Task prompt » Check each line of the records below and collect those that include the word "from".
— begin Records for this exercise —
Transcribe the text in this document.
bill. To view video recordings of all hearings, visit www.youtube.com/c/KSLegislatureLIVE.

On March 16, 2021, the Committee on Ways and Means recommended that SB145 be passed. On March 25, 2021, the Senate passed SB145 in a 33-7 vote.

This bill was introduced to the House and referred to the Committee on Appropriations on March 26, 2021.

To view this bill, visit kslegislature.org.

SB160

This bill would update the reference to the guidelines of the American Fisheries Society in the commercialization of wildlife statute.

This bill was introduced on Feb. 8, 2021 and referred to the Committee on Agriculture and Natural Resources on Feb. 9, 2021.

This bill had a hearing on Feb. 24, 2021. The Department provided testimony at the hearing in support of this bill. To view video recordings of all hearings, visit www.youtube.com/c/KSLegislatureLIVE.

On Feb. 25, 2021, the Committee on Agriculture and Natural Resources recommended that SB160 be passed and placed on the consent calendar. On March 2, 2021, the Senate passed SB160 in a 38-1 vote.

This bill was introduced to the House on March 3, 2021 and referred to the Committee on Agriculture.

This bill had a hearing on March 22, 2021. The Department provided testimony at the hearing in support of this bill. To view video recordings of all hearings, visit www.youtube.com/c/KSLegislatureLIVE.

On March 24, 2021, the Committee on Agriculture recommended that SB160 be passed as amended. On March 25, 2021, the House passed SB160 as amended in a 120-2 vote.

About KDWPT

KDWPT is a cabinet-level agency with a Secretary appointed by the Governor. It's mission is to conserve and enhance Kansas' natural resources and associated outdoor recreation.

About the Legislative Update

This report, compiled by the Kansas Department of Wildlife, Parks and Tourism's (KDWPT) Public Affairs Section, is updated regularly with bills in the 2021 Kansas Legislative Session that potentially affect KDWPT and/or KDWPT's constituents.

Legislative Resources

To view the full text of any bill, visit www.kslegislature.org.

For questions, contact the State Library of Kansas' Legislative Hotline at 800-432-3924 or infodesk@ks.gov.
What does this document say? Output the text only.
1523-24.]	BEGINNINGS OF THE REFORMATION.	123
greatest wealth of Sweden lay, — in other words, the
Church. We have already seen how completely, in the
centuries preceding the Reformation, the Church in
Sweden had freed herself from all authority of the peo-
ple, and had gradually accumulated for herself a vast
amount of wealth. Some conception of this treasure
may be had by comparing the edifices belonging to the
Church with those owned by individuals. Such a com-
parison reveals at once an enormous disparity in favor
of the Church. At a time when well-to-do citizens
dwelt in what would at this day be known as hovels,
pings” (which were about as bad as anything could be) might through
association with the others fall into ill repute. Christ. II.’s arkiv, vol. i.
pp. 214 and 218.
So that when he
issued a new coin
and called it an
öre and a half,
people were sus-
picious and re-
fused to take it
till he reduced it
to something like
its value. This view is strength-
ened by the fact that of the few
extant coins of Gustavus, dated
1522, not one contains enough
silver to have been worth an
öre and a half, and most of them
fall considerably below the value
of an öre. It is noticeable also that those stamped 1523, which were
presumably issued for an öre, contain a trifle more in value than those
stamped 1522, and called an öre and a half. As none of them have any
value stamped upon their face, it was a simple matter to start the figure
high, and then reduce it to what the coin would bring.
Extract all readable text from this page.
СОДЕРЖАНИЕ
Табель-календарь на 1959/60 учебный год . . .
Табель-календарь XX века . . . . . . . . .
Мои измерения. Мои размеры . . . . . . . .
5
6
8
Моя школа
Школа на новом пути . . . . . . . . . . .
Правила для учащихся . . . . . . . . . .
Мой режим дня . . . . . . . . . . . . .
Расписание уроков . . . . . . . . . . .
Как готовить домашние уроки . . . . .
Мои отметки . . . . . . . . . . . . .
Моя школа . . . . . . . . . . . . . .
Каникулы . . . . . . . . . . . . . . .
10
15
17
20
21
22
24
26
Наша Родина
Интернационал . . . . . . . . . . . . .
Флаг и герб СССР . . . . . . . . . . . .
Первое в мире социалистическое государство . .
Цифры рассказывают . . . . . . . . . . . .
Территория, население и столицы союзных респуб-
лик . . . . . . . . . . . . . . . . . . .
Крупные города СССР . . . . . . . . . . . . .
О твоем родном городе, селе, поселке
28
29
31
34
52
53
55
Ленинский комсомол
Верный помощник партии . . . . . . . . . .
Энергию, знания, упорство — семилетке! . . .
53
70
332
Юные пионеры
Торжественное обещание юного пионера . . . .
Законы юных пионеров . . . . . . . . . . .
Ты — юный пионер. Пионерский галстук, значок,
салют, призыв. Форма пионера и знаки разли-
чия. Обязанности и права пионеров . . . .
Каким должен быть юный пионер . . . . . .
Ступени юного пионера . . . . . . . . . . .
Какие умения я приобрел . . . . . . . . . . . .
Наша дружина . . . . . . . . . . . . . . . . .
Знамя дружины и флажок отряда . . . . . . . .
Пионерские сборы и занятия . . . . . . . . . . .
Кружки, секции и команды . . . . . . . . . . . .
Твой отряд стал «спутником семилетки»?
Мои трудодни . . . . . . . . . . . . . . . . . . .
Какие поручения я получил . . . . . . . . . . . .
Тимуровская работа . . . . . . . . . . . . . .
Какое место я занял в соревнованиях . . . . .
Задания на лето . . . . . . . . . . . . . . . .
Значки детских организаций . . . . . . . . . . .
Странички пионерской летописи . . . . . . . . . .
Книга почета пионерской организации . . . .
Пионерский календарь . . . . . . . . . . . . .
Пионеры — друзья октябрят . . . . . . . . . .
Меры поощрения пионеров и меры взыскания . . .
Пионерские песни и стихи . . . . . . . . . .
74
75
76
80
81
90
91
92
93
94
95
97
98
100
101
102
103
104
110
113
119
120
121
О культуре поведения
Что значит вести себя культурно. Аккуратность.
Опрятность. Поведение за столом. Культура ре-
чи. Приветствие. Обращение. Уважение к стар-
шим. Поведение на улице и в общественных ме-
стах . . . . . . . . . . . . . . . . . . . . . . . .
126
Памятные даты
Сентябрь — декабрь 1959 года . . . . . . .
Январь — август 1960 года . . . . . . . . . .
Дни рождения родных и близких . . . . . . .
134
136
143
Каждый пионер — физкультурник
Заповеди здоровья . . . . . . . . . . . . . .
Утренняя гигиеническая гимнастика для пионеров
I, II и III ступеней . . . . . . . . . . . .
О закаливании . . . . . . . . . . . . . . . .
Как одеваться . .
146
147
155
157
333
— end Records for this exercise —
Exercise output »
Sweden had freed herself from all authority of the peo-
Extract all readable text from this page.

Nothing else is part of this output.